## [Task instructions]
Please return every line from the entries that has the string "Identity" in it.

## [Exercise input]
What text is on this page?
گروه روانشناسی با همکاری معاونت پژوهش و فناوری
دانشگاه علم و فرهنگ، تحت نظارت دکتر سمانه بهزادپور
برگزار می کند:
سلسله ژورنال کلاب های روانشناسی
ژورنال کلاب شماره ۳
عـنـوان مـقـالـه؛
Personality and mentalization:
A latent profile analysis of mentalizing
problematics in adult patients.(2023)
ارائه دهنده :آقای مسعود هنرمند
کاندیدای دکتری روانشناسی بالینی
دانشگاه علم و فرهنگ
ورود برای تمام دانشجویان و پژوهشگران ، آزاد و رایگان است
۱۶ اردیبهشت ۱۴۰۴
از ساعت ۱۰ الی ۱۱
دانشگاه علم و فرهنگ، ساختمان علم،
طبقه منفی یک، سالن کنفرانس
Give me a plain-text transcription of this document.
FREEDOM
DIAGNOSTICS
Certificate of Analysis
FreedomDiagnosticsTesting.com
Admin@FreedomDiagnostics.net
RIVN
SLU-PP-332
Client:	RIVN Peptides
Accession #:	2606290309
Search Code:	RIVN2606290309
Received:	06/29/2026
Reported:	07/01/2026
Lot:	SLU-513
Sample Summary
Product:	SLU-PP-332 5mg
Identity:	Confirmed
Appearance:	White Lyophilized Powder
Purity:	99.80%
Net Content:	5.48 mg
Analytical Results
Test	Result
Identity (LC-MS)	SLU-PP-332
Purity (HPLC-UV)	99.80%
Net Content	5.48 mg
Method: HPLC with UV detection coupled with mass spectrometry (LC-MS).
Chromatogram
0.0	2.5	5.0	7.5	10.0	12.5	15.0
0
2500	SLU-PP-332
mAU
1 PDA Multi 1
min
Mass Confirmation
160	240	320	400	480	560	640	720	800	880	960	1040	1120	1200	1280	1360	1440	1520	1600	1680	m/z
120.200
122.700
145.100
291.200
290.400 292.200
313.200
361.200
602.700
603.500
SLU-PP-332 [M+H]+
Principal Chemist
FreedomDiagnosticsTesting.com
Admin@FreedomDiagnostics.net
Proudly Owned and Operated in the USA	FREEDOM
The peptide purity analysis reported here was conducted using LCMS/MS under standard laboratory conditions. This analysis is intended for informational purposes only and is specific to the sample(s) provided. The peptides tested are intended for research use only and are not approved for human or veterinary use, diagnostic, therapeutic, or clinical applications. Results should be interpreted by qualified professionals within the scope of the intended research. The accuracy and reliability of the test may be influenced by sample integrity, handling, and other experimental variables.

## [Completed exercise]
Identity:	Confirmed
Identity (LC-MS)	SLU-PP-332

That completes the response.